* _EXERCISE_
Give back the records below exactly, every one, with no pictures.

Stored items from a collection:

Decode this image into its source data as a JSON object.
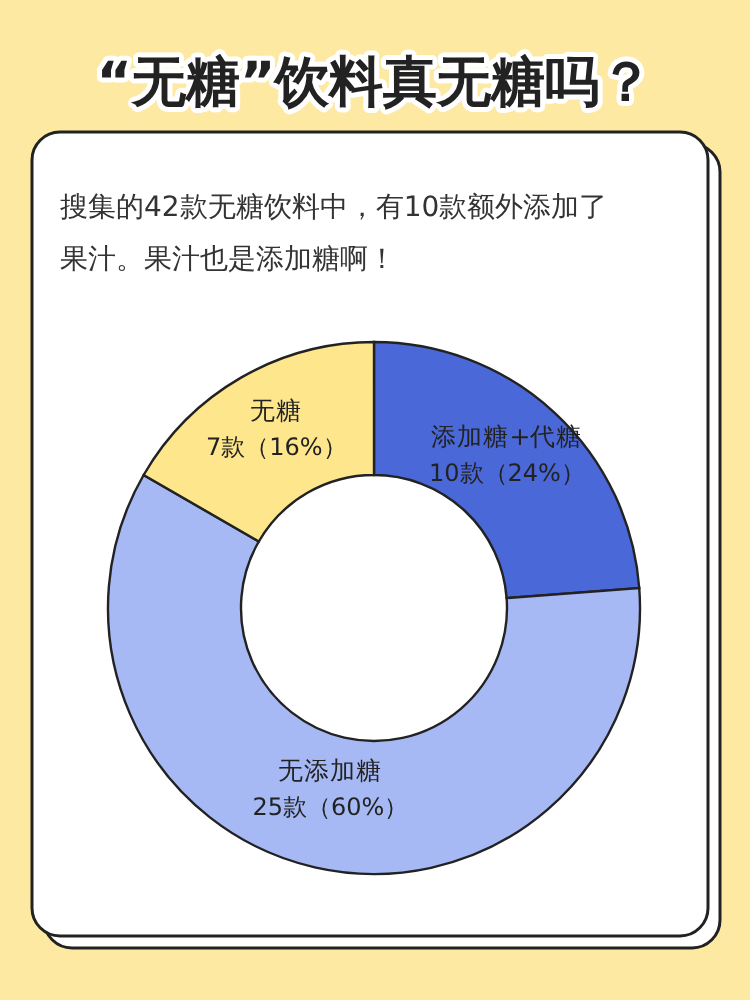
{
  "chart_data": {
    "type": "donut",
    "title": "“无糖”饮料真无糖吗？",
    "subtitle": "搜集的42款无糖饮料中，有10款额外添加了果汁。果汁也是添加糖啊！",
    "categories": [
      "添加糖+代糖",
      "无添加糖",
      "无糖"
    ],
    "values": [
      10,
      25,
      7
    ],
    "value_labels": [
      "10款（24%）",
      "25款（60%）",
      "7款（16%）"
    ],
    "colors": [
      "#4a68d8",
      "#a6b9f4",
      "#fde68c"
    ],
    "legend": false
  }
}
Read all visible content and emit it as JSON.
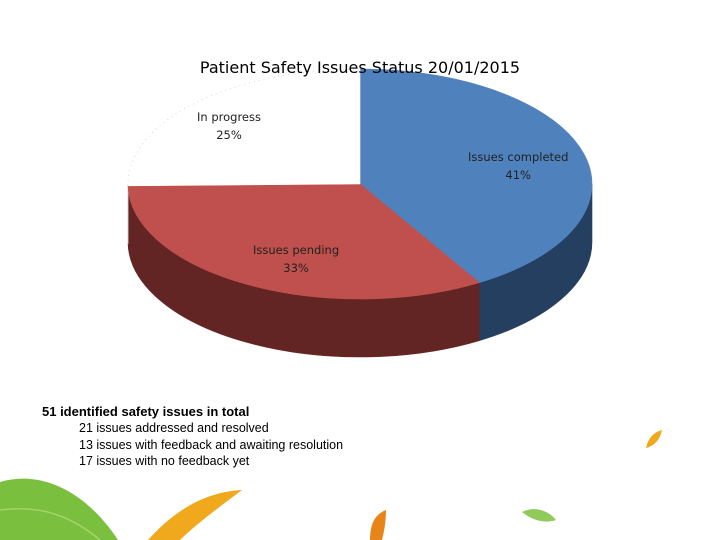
{
  "chart_data": {
    "type": "pie",
    "title": "Patient Safety Issues Status 20/01/2015",
    "slices": [
      {
        "label": "Issues completed",
        "value": 41,
        "display": "41%",
        "color": "#4f81bd",
        "side_color": "#243f60"
      },
      {
        "label": "Issues pending",
        "value": 33,
        "display": "33%",
        "color": "#c0504d",
        "side_color": "#632523"
      },
      {
        "label": "In progress",
        "value": 25,
        "display": "25%",
        "color": "#ffffff",
        "side_color": "#ffffff"
      }
    ]
  },
  "summary": {
    "title": "51 identified safety issues in total",
    "lines": [
      "21 issues addressed and resolved",
      "13 issues with feedback and awaiting resolution",
      "17 issues with no feedback yet"
    ]
  },
  "decor": {
    "leaf_colors": [
      "#7bbf3e",
      "#f0a81c",
      "#e8851a"
    ]
  }
}
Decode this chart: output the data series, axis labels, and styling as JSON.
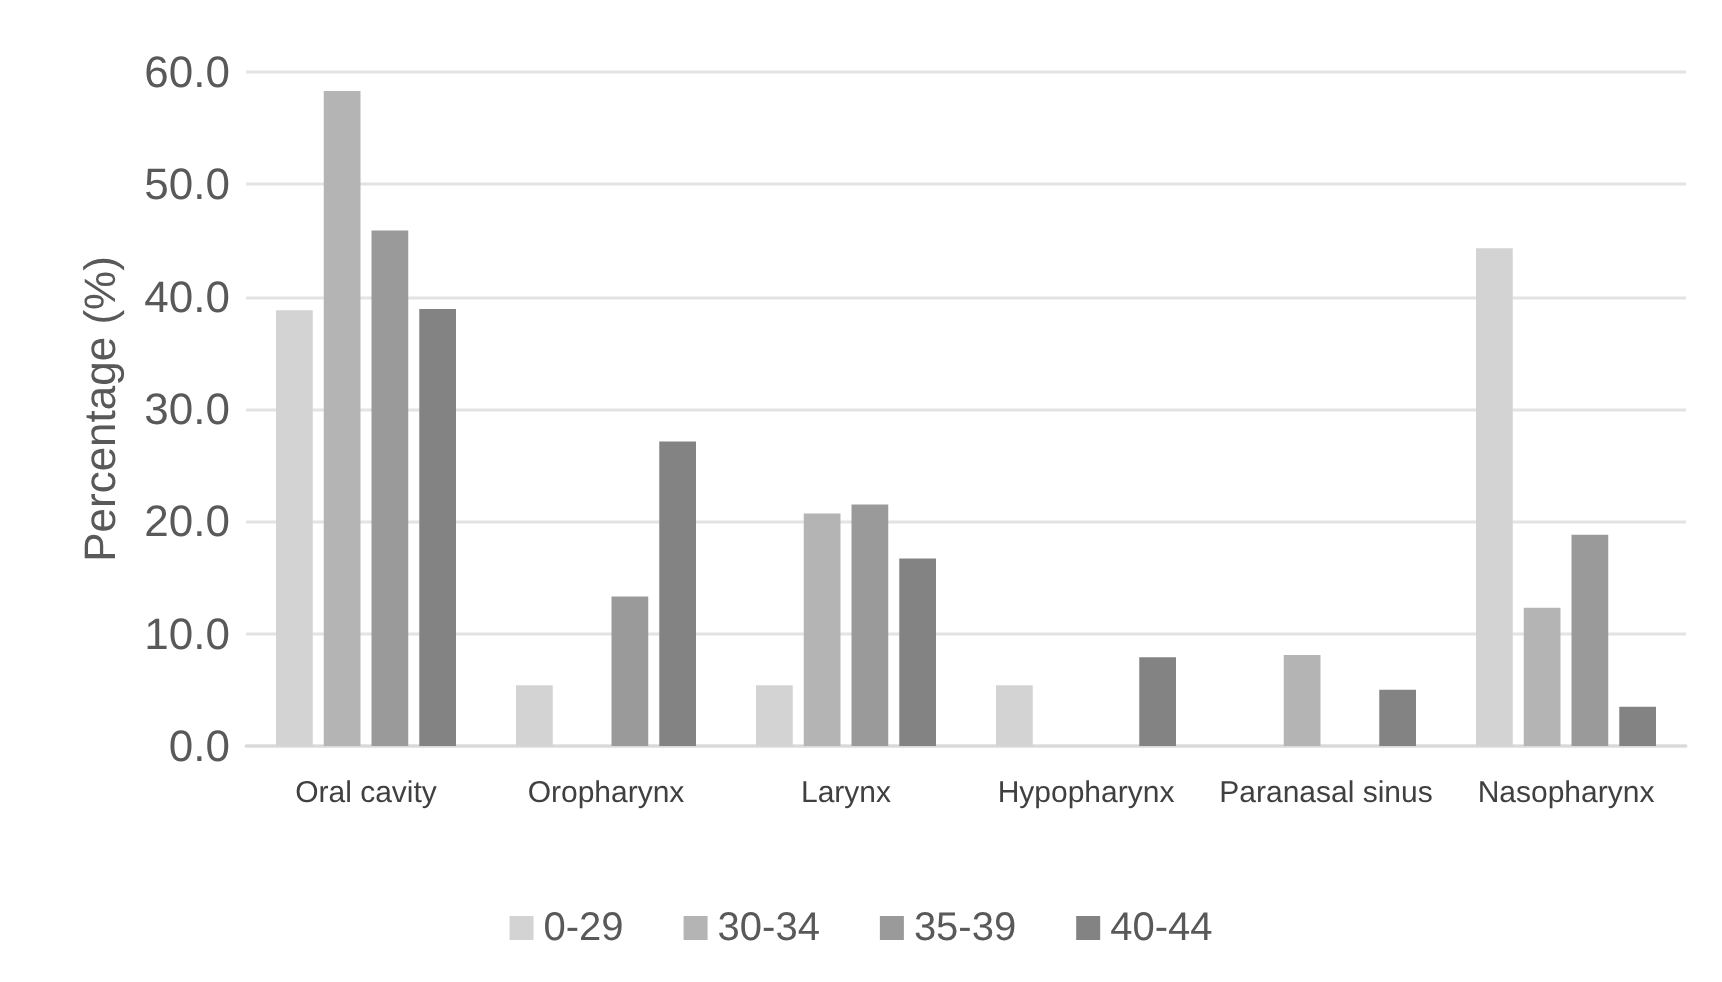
{
  "chart_data": {
    "type": "bar",
    "ylabel": "Percentage (%)",
    "categories": [
      "Oral cavity",
      "Oropharynx",
      "Larynx",
      "Hypopharynx",
      "Paranasal sinus",
      "Nasopharynx"
    ],
    "series": [
      {
        "name": "0-29",
        "color": "#d3d3d3",
        "values": [
          38.8,
          5.4,
          5.4,
          5.4,
          null,
          44.3
        ]
      },
      {
        "name": "30-34",
        "color": "#b4b4b4",
        "values": [
          58.3,
          null,
          20.7,
          null,
          8.1,
          12.3
        ]
      },
      {
        "name": "35-39",
        "color": "#9a9a9a",
        "values": [
          45.9,
          13.3,
          21.5,
          null,
          null,
          18.8
        ]
      },
      {
        "name": "40-44",
        "color": "#838383",
        "values": [
          38.9,
          27.1,
          16.7,
          7.9,
          5.0,
          3.5
        ]
      }
    ],
    "ylim": [
      0,
      60
    ],
    "yticks": [
      {
        "value": 0,
        "label": "0.0"
      },
      {
        "value": 10,
        "label": "10.0"
      },
      {
        "value": 20,
        "label": "20.0"
      },
      {
        "value": 30,
        "label": "30.0"
      },
      {
        "value": 40,
        "label": "40.0"
      },
      {
        "value": 50,
        "label": "50.0"
      },
      {
        "value": 60,
        "label": "60.0"
      }
    ],
    "grid": "y",
    "legend": "bottom"
  }
}
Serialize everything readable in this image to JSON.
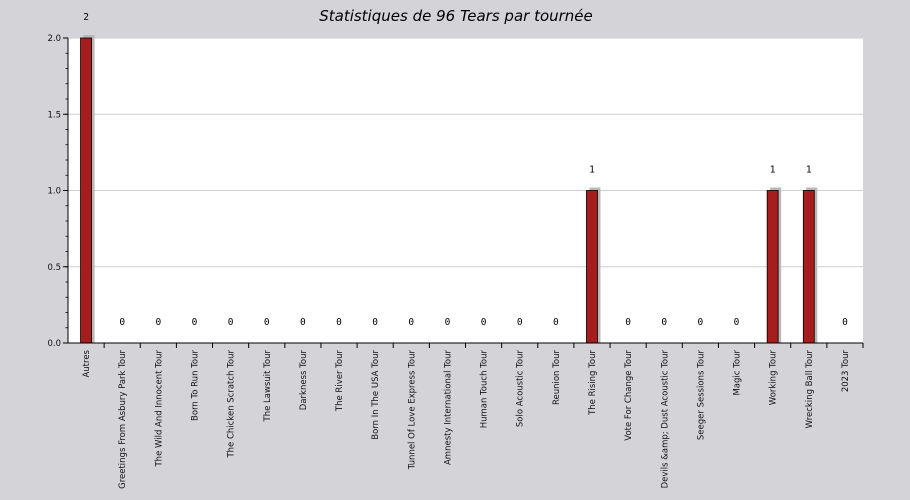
{
  "chart_data": {
    "type": "bar",
    "title": "Statistiques de 96 Tears par tournée",
    "xlabel": "",
    "ylabel": "",
    "ylim": [
      0,
      2
    ],
    "yticks": [
      "0.0",
      "0.5",
      "1.0",
      "1.5",
      "2.0"
    ],
    "grid": true,
    "legend": "none",
    "bar_color": "#a51d1d",
    "categories": [
      "Autres",
      "Greetings From Asbury Park Tour",
      "The Wild And Innocent Tour",
      "Born To Run Tour",
      "The Chicken Scratch Tour",
      "The Lawsuit Tour",
      "Darkness Tour",
      "The River Tour",
      "Born In The USA Tour",
      "Tunnel Of Love Express Tour",
      "Amnesty International Tour",
      "Human Touch Tour",
      "Solo Acoustic Tour",
      "Reunion Tour",
      "The Rising Tour",
      "Vote For Change Tour",
      "Devils &amp; Dust Acoustic Tour",
      "Seeger Sessions Tour",
      "Magic Tour",
      "Working Tour",
      "Wrecking Ball Tour",
      "2023 Tour"
    ],
    "values": [
      2,
      0,
      0,
      0,
      0,
      0,
      0,
      0,
      0,
      0,
      0,
      0,
      0,
      0,
      1,
      0,
      0,
      0,
      0,
      1,
      1,
      0
    ]
  }
}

* _COMPLETE ANSWER_
Decode this image into its source data as a JSON object.
{
  "chart_data": {
    "type": "donut",
    "title": "“无糖”饮料真无糖吗？",
    "subtitle": "搜集的42款无糖饮料中，有10款额外添加了果汁。果汁也是添加糖啊！",
    "categories": [
      "添加糖+代糖",
      "无添加糖",
      "无糖"
    ],
    "values": [
      10,
      25,
      7
    ],
    "value_labels": [
      "10款（24%）",
      "25款（60%）",
      "7款（16%）"
    ],
    "colors": [
      "#4a68d8",
      "#a6b9f4",
      "#fde68c"
    ],
    "legend": false
  }
}
Read all visible content and emit it as JSON.
{
  "chart_data": {
    "type": "pie",
    "title": "Patient Safety Issues Status 20/01/2015",
    "slices": [
      {
        "label": "Issues completed",
        "value": 41,
        "display": "41%",
        "color": "#4f81bd",
        "side_color": "#243f60"
      },
      {
        "label": "Issues pending",
        "value": 33,
        "display": "33%",
        "color": "#c0504d",
        "side_color": "#632523"
      },
      {
        "label": "In progress",
        "value": 25,
        "display": "25%",
        "color": "#ffffff",
        "side_color": "#ffffff"
      }
    ]
  },
  "summary": {
    "title": "51 identified safety issues in total",
    "lines": [
      "21 issues addressed and resolved",
      "13 issues with feedback and awaiting resolution",
      "17 issues with no feedback yet"
    ]
  },
  "decor": {
    "leaf_colors": [
      "#7bbf3e",
      "#f0a81c",
      "#e8851a"
    ]
  }
}
Decode this chart: output the data series, axis labels, and styling as JSON.
{
  "chart_data": {
    "type": "bar",
    "ylabel": "Percentage (%)",
    "categories": [
      "Oral cavity",
      "Oropharynx",
      "Larynx",
      "Hypopharynx",
      "Paranasal sinus",
      "Nasopharynx"
    ],
    "series": [
      {
        "name": "0-29",
        "color": "#d3d3d3",
        "values": [
          38.8,
          5.4,
          5.4,
          5.4,
          null,
          44.3
        ]
      },
      {
        "name": "30-34",
        "color": "#b4b4b4",
        "values": [
          58.3,
          null,
          20.7,
          null,
          8.1,
          12.3
        ]
      },
      {
        "name": "35-39",
        "color": "#9a9a9a",
        "values": [
          45.9,
          13.3,
          21.5,
          null,
          null,
          18.8
        ]
      },
      {
        "name": "40-44",
        "color": "#838383",
        "values": [
          38.9,
          27.1,
          16.7,
          7.9,
          5.0,
          3.5
        ]
      }
    ],
    "ylim": [
      0,
      60
    ],
    "yticks": [
      {
        "value": 0,
        "label": "0.0"
      },
      {
        "value": 10,
        "label": "10.0"
      },
      {
        "value": 20,
        "label": "20.0"
      },
      {
        "value": 30,
        "label": "30.0"
      },
      {
        "value": 40,
        "label": "40.0"
      },
      {
        "value": 50,
        "label": "50.0"
      },
      {
        "value": 60,
        "label": "60.0"
      }
    ],
    "grid": "y",
    "legend": "bottom"
  }
}
Serialize everything readable in this image to JSON.
{
  "chart_data": {
    "type": "bar",
    "title": "Statistiques de 96 Tears par tournée",
    "xlabel": "",
    "ylabel": "",
    "ylim": [
      0,
      2
    ],
    "yticks": [
      "0.0",
      "0.5",
      "1.0",
      "1.5",
      "2.0"
    ],
    "grid": true,
    "legend": "none",
    "bar_color": "#a51d1d",
    "categories": [
      "Autres",
      "Greetings From Asbury Park Tour",
      "The Wild And Innocent Tour",
      "Born To Run Tour",
      "The Chicken Scratch Tour",
      "The Lawsuit Tour",
      "Darkness Tour",
      "The River Tour",
      "Born In The USA Tour",
      "Tunnel Of Love Express Tour",
      "Amnesty International Tour",
      "Human Touch Tour",
      "Solo Acoustic Tour",
      "Reunion Tour",
      "The Rising Tour",
      "Vote For Change Tour",
      "Devils &amp; Dust Acoustic Tour",
      "Seeger Sessions Tour",
      "Magic Tour",
      "Working Tour",
      "Wrecking Ball Tour",
      "2023 Tour"
    ],
    "values": [
      2,
      0,
      0,
      0,
      0,
      0,
      0,
      0,
      0,
      0,
      0,
      0,
      0,
      0,
      1,
      0,
      0,
      0,
      0,
      1,
      1,
      0
    ]
  }
}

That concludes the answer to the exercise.